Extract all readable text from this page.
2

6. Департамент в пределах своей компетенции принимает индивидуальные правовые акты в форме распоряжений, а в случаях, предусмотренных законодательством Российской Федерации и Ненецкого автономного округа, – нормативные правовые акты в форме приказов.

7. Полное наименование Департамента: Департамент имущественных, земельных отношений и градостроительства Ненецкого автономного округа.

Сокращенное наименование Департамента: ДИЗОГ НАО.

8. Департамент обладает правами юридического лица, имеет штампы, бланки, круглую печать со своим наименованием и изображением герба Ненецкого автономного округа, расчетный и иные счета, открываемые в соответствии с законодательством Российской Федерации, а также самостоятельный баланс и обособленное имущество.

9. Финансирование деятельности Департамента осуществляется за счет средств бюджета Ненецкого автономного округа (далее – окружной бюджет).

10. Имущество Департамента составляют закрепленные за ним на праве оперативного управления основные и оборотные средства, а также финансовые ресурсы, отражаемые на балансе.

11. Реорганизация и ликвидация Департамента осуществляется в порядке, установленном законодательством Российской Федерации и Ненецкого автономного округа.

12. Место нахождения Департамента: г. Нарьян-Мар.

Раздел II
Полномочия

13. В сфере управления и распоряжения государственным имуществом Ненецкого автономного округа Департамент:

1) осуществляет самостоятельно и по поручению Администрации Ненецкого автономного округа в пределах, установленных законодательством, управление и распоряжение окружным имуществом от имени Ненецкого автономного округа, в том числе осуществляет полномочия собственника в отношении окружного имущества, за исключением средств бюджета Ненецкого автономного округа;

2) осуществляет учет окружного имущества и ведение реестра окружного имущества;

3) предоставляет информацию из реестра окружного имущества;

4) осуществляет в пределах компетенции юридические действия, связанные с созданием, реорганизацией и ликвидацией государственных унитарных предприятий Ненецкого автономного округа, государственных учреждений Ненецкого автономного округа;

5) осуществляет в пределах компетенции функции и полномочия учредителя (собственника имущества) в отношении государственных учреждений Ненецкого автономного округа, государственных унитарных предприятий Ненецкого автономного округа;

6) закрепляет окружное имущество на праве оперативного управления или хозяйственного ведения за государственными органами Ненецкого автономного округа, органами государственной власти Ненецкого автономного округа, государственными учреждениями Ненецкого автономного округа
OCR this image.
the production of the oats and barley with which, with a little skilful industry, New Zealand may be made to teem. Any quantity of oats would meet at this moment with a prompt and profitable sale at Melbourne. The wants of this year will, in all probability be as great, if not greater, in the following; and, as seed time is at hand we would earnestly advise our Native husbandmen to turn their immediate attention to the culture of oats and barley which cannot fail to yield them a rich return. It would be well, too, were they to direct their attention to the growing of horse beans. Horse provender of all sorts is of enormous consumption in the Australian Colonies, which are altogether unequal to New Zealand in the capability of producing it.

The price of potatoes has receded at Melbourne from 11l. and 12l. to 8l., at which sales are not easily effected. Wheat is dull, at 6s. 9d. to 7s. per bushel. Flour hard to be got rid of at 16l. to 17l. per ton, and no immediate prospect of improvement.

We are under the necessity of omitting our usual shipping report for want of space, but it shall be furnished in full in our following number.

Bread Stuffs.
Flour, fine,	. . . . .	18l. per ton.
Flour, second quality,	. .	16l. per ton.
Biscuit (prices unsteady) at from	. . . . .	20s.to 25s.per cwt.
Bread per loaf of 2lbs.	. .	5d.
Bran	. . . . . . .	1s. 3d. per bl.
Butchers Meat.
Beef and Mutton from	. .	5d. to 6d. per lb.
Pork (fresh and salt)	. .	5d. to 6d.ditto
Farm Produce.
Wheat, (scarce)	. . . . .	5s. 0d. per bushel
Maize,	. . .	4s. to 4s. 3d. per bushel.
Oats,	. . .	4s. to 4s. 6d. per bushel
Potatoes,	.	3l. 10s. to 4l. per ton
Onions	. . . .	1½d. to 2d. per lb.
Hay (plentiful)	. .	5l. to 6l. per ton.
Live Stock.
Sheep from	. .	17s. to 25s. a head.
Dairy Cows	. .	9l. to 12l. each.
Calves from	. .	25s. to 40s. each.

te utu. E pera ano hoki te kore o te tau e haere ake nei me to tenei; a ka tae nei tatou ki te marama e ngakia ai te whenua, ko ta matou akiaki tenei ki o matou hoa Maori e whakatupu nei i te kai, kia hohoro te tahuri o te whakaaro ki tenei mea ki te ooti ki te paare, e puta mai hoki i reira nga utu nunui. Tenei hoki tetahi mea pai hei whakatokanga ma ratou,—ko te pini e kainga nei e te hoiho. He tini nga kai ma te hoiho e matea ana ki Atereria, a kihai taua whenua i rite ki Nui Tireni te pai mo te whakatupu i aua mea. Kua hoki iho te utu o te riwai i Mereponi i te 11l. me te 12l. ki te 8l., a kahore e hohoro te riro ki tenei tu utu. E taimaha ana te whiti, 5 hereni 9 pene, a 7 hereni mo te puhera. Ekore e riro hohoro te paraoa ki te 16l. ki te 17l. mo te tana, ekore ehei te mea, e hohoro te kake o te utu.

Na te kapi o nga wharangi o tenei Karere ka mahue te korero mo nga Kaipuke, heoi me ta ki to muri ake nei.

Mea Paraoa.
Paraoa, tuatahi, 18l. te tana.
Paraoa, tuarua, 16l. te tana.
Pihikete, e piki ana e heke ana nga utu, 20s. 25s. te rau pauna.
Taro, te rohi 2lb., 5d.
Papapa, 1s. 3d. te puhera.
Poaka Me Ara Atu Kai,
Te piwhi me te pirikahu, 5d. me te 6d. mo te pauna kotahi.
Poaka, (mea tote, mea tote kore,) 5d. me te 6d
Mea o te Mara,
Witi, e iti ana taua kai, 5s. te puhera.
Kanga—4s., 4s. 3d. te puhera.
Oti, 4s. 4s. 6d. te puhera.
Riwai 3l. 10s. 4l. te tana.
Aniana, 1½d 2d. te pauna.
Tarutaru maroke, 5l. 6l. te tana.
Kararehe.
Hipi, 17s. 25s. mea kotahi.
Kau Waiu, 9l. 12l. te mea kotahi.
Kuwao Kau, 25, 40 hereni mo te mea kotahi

# [SHORT PROBLEM]
Repeat all the entries exactly as given.

# [THE OUTPUT]
Extract all readable text from this page.
2

6. Департамент в пределах своей компетенции принимает индивидуальные правовые акты в форме распоряжений, а в случаях, предусмотренных законодательством Российской Федерации и Ненецкого автономного округа, – нормативные правовые акты в форме приказов.

7. Полное наименование Департамента: Департамент имущественных, земельных отношений и градостроительства Ненецкого автономного округа.

Сокращенное наименование Департамента: ДИЗОГ НАО.

8. Департамент обладает правами юридического лица, имеет штампы, бланки, круглую печать со своим наименованием и изображением герба Ненецкого автономного округа, расчетный и иные счета, открываемые в соответствии с законодательством Российской Федерации, а также самостоятельный баланс и обособленное имущество.

9. Финансирование деятельности Департамента осуществляется за счет средств бюджета Ненецкого автономного округа (далее – окружной бюджет).

10. Имущество Департамента составляют закрепленные за ним на праве оперативного управления основные и оборотные средства, а также финансовые ресурсы, отражаемые на балансе.

11. Реорганизация и ликвидация Департамента осуществляется в порядке, установленном законодательством Российской Федерации и Ненецкого автономного округа.

12. Место нахождения Департамента: г. Нарьян-Мар.

Раздел II
Полномочия

13. В сфере управления и распоряжения государственным имуществом Ненецкого автономного округа Департамент:

1) осуществляет самостоятельно и по поручению Администрации Ненецкого автономного округа в пределах, установленных законодательством, управление и распоряжение окружным имуществом от имени Ненецкого автономного округа, в том числе осуществляет полномочия собственника в отношении окружного имущества, за исключением средств бюджета Ненецкого автономного округа;

2) осуществляет учет окружного имущества и ведение реестра окружного имущества;

3) предоставляет информацию из реестра окружного имущества;

4) осуществляет в пределах компетенции юридические действия, связанные с созданием, реорганизацией и ликвидацией государственных унитарных предприятий Ненецкого автономного округа, государственных учреждений Ненецкого автономного округа;

5) осуществляет в пределах компетенции функции и полномочия учредителя (собственника имущества) в отношении государственных учреждений Ненецкого автономного округа, государственных унитарных предприятий Ненецкого автономного округа;

6) закрепляет окружное имущество на праве оперативного управления или хозяйственного ведения за государственными органами Ненецкого автономного округа, органами государственной власти Ненецкого автономного округа, государственными учреждениями Ненецкого автономного округа
OCR this image.
the production of the oats and barley with which, with a little skilful industry, New Zealand may be made to teem. Any quantity of oats would meet at this moment with a prompt and profitable sale at Melbourne. The wants of this year will, in all probability be as great, if not greater, in the following; and, as seed time is at hand we would earnestly advise our Native husbandmen to turn their immediate attention to the culture of oats and barley which cannot fail to yield them a rich return. It would be well, too, were they to direct their attention to the growing of horse beans. Horse provender of all sorts is of enormous consumption in the Australian Colonies, which are altogether unequal to New Zealand in the capability of producing it.

The price of potatoes has receded at Melbourne from 11l. and 12l. to 8l., at which sales are not easily effected. Wheat is dull, at 6s. 9d. to 7s. per bushel. Flour hard to be got rid of at 16l. to 17l. per ton, and no immediate prospect of improvement.

We are under the necessity of omitting our usual shipping report for want of space, but it shall be furnished in full in our following number.

Bread Stuffs.
Flour, fine,	. . . . .	18l. per ton.
Flour, second quality,	. .	16l. per ton.
Biscuit (prices unsteady) at from	. . . . .	20s.to 25s.per cwt.
Bread per loaf of 2lbs.	. .	5d.
Bran	. . . . . . .	1s. 3d. per bl.
Butchers Meat.
Beef and Mutton from	. .	5d. to 6d. per lb.
Pork (fresh and salt)	. .	5d. to 6d.ditto
Farm Produce.
Wheat, (scarce)	. . . . .	5s. 0d. per bushel
Maize,	. . .	4s. to 4s. 3d. per bushel.
Oats,	. . .	4s. to 4s. 6d. per bushel
Potatoes,	.	3l. 10s. to 4l. per ton
Onions	. . . .	1½d. to 2d. per lb.
Hay (plentiful)	. .	5l. to 6l. per ton.
Live Stock.
Sheep from	. .	17s. to 25s. a head.
Dairy Cows	. .	9l. to 12l. each.
Calves from	. .	25s. to 40s. each.

te utu. E pera ano hoki te kore o te tau e haere ake nei me to tenei; a ka tae nei tatou ki te marama e ngakia ai te whenua, ko ta matou akiaki tenei ki o matou hoa Maori e whakatupu nei i te kai, kia hohoro te tahuri o te whakaaro ki tenei mea ki te ooti ki te paare, e puta mai hoki i reira nga utu nunui. Tenei hoki tetahi mea pai hei whakatokanga ma ratou,—ko te pini e kainga nei e te hoiho. He tini nga kai ma te hoiho e matea ana ki Atereria, a kihai taua whenua i rite ki Nui Tireni te pai mo te whakatupu i aua mea. Kua hoki iho te utu o te riwai i Mereponi i te 11l. me te 12l. ki te 8l., a kahore e hohoro te riro ki tenei tu utu. E taimaha ana te whiti, 5 hereni 9 pene, a 7 hereni mo te puhera. Ekore e riro hohoro te paraoa ki te 16l. ki te 17l. mo te tana, ekore ehei te mea, e hohoro te kake o te utu.

Na te kapi o nga wharangi o tenei Karere ka mahue te korero mo nga Kaipuke, heoi me ta ki to muri ake nei.

Mea Paraoa.
Paraoa, tuatahi, 18l. te tana.
Paraoa, tuarua, 16l. te tana.
Pihikete, e piki ana e heke ana nga utu, 20s. 25s. te rau pauna.
Taro, te rohi 2lb., 5d.
Papapa, 1s. 3d. te puhera.
Poaka Me Ara Atu Kai,
Te piwhi me te pirikahu, 5d. me te 6d. mo te pauna kotahi.
Poaka, (mea tote, mea tote kore,) 5d. me te 6d
Mea o te Mara,
Witi, e iti ana taua kai, 5s. te puhera.
Kanga—4s., 4s. 3d. te puhera.
Oti, 4s. 4s. 6d. te puhera.
Riwai 3l. 10s. 4l. te tana.
Aniana, 1½d 2d. te pauna.
Tarutaru maroke, 5l. 6l. te tana.
Kararehe.
Hipi, 17s. 25s. mea kotahi.
Kau Waiu, 9l. 12l. te mea kotahi.
Kuwao Kau, 25, 40 hereni mo te mea kotahi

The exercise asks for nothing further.